Task:
Drop the pictures from the entries below, then reproduce the rest exactly.
--- Start Task material ---
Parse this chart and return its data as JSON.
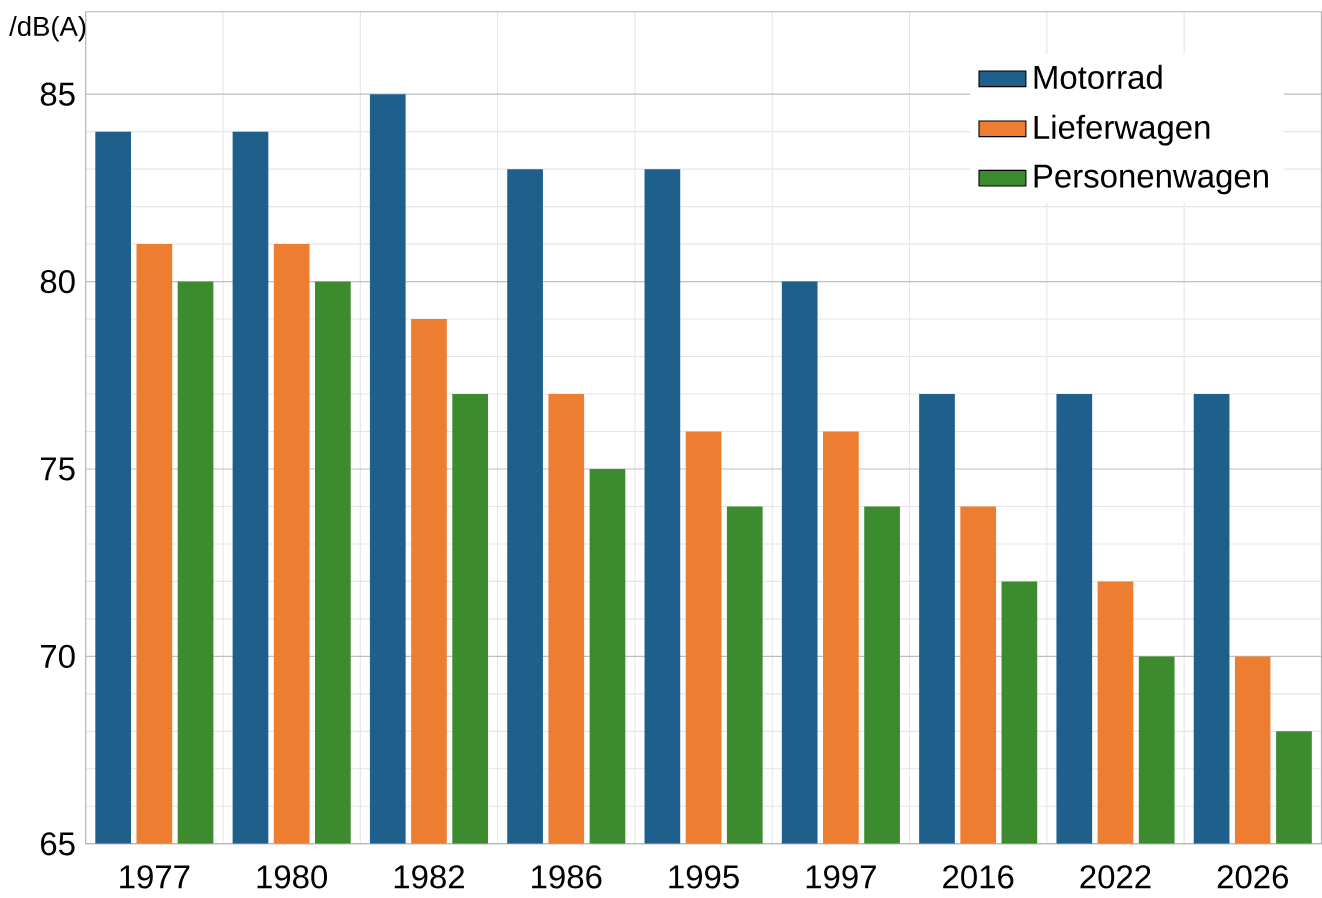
{
  "chart_data": {
    "type": "bar",
    "ylabel": "/dB(A)",
    "categories": [
      "1977",
      "1980",
      "1982",
      "1986",
      "1995",
      "1997",
      "2016",
      "2022",
      "2026"
    ],
    "series": [
      {
        "name": "Motorrad",
        "color": "#1f5f8b",
        "values": [
          84,
          84,
          85,
          83,
          83,
          80,
          77,
          77,
          77
        ]
      },
      {
        "name": "Lieferwagen",
        "color": "#ed7d31",
        "values": [
          81,
          81,
          79,
          77,
          76,
          76,
          74,
          72,
          70
        ]
      },
      {
        "name": "Personenwagen",
        "color": "#3d8b2f",
        "values": [
          80,
          80,
          77,
          75,
          74,
          74,
          72,
          70,
          68
        ]
      }
    ],
    "ylim": [
      65,
      87.2
    ],
    "yticks": [
      65,
      70,
      75,
      80,
      85
    ],
    "grid": true,
    "legend": "top right"
  }
}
--- End Task material ---
The solution:
Parse this chart and return its data as JSON.
{
  "chart_data": {
    "type": "bar",
    "ylabel": "/dB(A)",
    "categories": [
      "1977",
      "1980",
      "1982",
      "1986",
      "1995",
      "1997",
      "2016",
      "2022",
      "2026"
    ],
    "series": [
      {
        "name": "Motorrad",
        "color": "#1f5f8b",
        "values": [
          84,
          84,
          85,
          83,
          83,
          80,
          77,
          77,
          77
        ]
      },
      {
        "name": "Lieferwagen",
        "color": "#ed7d31",
        "values": [
          81,
          81,
          79,
          77,
          76,
          76,
          74,
          72,
          70
        ]
      },
      {
        "name": "Personenwagen",
        "color": "#3d8b2f",
        "values": [
          80,
          80,
          77,
          75,
          74,
          74,
          72,
          70,
          68
        ]
      }
    ],
    "ylim": [
      65,
      87.2
    ],
    "yticks": [
      65,
      70,
      75,
      80,
      85
    ],
    "grid": true,
    "legend": "top right"
  }
}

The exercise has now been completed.